:: Written problem ::
From the material below, list every line containing "friendly".

:: Collected data entries ::
* * * * * * * * *

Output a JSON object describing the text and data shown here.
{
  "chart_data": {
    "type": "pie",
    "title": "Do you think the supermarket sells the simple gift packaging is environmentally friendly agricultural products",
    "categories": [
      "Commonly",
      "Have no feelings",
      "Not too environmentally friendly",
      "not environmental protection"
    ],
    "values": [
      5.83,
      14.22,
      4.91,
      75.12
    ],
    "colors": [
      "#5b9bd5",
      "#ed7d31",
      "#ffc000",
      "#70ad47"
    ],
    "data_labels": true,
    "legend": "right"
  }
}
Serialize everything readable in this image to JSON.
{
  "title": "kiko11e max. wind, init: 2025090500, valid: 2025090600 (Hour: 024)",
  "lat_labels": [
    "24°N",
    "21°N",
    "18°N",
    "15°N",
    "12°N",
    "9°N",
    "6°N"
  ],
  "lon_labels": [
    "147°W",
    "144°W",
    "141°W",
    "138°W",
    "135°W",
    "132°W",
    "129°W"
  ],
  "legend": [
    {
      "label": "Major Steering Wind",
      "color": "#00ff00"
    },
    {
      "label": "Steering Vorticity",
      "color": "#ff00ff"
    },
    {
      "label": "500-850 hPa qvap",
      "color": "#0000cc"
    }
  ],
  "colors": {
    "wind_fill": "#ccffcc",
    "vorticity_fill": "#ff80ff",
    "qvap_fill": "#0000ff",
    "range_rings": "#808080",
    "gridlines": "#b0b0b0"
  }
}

* * * * * * * * *

:: Answer for this exercise ::
    "title": "Do you think the supermarket sells the simple gift packaging is environmentally friendly agricultural products",
      "Not too environmentally friendly",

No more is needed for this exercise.